__Exercise directions__
Repeat, line for line, the entries printed below.
'''
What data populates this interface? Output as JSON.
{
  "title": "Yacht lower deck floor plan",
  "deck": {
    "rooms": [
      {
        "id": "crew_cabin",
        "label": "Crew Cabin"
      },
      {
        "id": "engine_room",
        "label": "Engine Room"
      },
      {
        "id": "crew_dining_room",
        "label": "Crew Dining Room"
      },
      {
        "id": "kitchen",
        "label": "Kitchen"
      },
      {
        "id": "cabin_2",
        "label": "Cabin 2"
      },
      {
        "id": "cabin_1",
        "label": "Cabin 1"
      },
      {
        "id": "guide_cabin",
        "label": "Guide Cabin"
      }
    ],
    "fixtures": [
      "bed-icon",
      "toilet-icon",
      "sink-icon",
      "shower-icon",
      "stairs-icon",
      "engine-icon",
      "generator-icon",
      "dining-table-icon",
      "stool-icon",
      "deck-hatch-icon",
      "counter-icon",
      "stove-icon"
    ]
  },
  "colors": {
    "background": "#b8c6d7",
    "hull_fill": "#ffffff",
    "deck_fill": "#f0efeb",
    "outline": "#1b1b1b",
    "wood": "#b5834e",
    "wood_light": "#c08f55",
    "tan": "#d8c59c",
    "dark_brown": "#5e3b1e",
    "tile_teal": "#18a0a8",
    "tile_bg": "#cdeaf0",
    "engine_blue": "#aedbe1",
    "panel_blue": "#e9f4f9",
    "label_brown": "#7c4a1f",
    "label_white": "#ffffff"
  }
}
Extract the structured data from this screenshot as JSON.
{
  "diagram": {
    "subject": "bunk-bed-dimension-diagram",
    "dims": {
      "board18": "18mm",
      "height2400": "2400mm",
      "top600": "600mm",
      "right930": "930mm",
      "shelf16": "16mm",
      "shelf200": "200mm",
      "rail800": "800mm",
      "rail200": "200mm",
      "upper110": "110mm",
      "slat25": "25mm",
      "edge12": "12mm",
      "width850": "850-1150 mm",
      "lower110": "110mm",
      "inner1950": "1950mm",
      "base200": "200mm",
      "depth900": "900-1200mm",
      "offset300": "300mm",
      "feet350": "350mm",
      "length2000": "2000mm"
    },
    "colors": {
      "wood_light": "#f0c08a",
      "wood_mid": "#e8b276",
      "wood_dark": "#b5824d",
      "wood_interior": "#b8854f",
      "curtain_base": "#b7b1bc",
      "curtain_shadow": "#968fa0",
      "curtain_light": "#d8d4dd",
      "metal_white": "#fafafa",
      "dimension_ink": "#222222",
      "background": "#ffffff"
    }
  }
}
'''
__Exercise answer__
What data populates this interface? Output as JSON.
{
  "title": "Yacht lower deck floor plan",
  "deck": {
    "rooms": [
      {
        "id": "crew_cabin",
        "label": "Crew Cabin"
      },
      {
        "id": "engine_room",
        "label": "Engine Room"
      },
      {
        "id": "crew_dining_room",
        "label": "Crew Dining Room"
      },
      {
        "id": "kitchen",
        "label": "Kitchen"
      },
      {
        "id": "cabin_2",
        "label": "Cabin 2"
      },
      {
        "id": "cabin_1",
        "label": "Cabin 1"
      },
      {
        "id": "guide_cabin",
        "label": "Guide Cabin"
      }
    ],
    "fixtures": [
      "bed-icon",
      "toilet-icon",
      "sink-icon",
      "shower-icon",
      "stairs-icon",
      "engine-icon",
      "generator-icon",
      "dining-table-icon",
      "stool-icon",
      "deck-hatch-icon",
      "counter-icon",
      "stove-icon"
    ]
  },
  "colors": {
    "background": "#b8c6d7",
    "hull_fill": "#ffffff",
    "deck_fill": "#f0efeb",
    "outline": "#1b1b1b",
    "wood": "#b5834e",
    "wood_light": "#c08f55",
    "tan": "#d8c59c",
    "dark_brown": "#5e3b1e",
    "tile_teal": "#18a0a8",
    "tile_bg": "#cdeaf0",
    "engine_blue": "#aedbe1",
    "panel_blue": "#e9f4f9",
    "label_brown": "#7c4a1f",
    "label_white": "#ffffff"
  }
}
Extract the structured data from this screenshot as JSON.
{
  "diagram": {
    "subject": "bunk-bed-dimension-diagram",
    "dims": {
      "board18": "18mm",
      "height2400": "2400mm",
      "top600": "600mm",
      "right930": "930mm",
      "shelf16": "16mm",
      "shelf200": "200mm",
      "rail800": "800mm",
      "rail200": "200mm",
      "upper110": "110mm",
      "slat25": "25mm",
      "edge12": "12mm",
      "width850": "850-1150 mm",
      "lower110": "110mm",
      "inner1950": "1950mm",
      "base200": "200mm",
      "depth900": "900-1200mm",
      "offset300": "300mm",
      "feet350": "350mm",
      "length2000": "2000mm"
    },
    "colors": {
      "wood_light": "#f0c08a",
      "wood_mid": "#e8b276",
      "wood_dark": "#b5824d",
      "wood_interior": "#b8854f",
      "curtain_base": "#b7b1bc",
      "curtain_shadow": "#968fa0",
      "curtain_light": "#d8d4dd",
      "metal_white": "#fafafa",
      "dimension_ink": "#222222",
      "background": "#ffffff"
    }
  }
}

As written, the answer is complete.